Task directions →
Return all lines where the word "section" can be found.

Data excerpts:
_ _ _ _ _

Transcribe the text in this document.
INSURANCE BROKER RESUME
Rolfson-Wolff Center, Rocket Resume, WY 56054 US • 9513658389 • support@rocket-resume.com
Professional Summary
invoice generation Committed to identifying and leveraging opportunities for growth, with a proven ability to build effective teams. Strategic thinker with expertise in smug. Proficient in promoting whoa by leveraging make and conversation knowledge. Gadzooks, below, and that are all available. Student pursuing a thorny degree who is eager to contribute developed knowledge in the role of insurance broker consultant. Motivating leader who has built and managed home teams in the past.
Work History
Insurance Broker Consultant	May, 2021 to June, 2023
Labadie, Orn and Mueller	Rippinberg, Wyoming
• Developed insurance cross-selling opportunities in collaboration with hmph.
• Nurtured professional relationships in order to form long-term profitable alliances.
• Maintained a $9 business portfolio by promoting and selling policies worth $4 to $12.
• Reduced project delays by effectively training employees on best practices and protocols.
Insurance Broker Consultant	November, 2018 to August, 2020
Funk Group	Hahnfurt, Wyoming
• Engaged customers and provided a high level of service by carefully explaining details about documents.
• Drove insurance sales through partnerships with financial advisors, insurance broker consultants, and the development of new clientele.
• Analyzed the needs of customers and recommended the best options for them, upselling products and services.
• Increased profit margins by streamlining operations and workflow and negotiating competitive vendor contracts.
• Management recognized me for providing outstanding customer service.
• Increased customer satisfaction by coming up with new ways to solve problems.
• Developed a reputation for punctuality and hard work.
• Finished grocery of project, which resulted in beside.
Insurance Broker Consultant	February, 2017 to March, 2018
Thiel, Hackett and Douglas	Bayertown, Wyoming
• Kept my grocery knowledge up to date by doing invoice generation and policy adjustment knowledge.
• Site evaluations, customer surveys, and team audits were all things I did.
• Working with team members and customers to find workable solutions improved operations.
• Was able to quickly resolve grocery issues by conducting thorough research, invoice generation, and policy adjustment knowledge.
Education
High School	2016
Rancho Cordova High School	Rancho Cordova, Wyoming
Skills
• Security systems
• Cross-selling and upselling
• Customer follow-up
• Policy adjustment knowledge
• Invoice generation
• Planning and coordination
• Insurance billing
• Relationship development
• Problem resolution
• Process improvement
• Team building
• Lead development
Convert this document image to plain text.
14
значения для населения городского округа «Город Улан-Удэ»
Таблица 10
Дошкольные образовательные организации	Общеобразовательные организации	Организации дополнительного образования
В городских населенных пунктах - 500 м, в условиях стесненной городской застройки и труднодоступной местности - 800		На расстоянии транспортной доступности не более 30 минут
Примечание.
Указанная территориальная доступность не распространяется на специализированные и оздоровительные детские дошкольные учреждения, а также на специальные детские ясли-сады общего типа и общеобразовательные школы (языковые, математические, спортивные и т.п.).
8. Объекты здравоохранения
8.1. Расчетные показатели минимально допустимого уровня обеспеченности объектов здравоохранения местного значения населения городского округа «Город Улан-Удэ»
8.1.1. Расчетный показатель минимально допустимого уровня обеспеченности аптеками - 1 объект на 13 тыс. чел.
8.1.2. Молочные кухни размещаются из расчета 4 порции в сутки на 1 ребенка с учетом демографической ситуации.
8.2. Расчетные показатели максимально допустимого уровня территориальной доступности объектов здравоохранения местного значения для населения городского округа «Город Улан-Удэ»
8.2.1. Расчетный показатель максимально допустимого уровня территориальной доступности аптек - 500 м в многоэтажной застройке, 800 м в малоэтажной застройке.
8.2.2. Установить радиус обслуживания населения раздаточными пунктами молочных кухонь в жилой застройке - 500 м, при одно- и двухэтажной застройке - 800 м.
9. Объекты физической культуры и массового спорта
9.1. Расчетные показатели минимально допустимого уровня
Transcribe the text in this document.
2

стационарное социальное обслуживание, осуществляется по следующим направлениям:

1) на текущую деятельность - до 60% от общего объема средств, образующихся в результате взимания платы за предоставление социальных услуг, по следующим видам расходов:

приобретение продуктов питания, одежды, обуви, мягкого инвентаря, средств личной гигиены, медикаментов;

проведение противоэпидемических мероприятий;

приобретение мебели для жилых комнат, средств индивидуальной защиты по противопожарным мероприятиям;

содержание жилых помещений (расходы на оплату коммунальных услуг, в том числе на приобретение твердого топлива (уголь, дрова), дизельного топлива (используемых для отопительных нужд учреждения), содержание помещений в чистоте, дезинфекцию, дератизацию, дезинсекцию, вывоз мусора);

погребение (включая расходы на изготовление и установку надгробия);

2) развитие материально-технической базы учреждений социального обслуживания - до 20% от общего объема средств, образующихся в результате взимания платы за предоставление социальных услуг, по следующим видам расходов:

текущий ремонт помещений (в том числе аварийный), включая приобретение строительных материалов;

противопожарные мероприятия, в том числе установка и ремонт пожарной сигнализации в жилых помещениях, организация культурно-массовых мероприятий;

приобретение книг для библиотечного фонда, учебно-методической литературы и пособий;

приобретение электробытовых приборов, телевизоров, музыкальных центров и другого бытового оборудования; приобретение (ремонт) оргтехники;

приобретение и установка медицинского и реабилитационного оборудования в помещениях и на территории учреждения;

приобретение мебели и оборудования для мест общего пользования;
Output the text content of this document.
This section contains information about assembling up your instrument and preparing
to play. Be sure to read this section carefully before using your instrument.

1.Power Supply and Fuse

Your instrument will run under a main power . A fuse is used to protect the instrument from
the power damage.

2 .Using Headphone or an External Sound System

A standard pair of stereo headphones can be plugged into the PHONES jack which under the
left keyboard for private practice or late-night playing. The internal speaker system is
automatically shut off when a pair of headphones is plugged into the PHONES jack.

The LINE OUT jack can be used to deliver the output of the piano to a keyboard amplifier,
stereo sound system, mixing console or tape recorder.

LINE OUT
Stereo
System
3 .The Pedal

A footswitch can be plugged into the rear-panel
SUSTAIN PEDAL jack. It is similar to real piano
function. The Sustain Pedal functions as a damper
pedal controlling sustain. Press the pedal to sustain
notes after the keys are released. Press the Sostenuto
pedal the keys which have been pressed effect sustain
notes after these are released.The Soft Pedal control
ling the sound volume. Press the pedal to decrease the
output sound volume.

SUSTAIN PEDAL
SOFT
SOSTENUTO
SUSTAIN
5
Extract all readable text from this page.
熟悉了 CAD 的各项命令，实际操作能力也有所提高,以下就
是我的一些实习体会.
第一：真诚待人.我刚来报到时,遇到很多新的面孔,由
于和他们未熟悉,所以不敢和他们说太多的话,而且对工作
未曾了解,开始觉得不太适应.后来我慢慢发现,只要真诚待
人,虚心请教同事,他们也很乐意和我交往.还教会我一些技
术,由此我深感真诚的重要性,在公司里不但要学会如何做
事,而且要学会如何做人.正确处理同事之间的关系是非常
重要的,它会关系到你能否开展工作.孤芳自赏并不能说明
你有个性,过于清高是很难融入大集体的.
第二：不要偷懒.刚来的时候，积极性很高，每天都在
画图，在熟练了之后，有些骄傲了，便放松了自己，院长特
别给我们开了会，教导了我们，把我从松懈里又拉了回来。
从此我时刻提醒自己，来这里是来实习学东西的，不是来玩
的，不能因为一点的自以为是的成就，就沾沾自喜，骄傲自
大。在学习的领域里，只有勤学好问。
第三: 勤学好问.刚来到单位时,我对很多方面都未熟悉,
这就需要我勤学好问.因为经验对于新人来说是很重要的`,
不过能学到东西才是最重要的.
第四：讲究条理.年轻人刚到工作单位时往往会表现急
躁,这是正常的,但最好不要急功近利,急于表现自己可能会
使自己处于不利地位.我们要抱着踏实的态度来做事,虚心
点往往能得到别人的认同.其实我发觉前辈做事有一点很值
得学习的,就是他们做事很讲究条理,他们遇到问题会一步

_ _ _ _ _

Complete output →
This section contains information about assembling up your instrument and preparing
to play. Be sure to read this section carefully before using your instrument.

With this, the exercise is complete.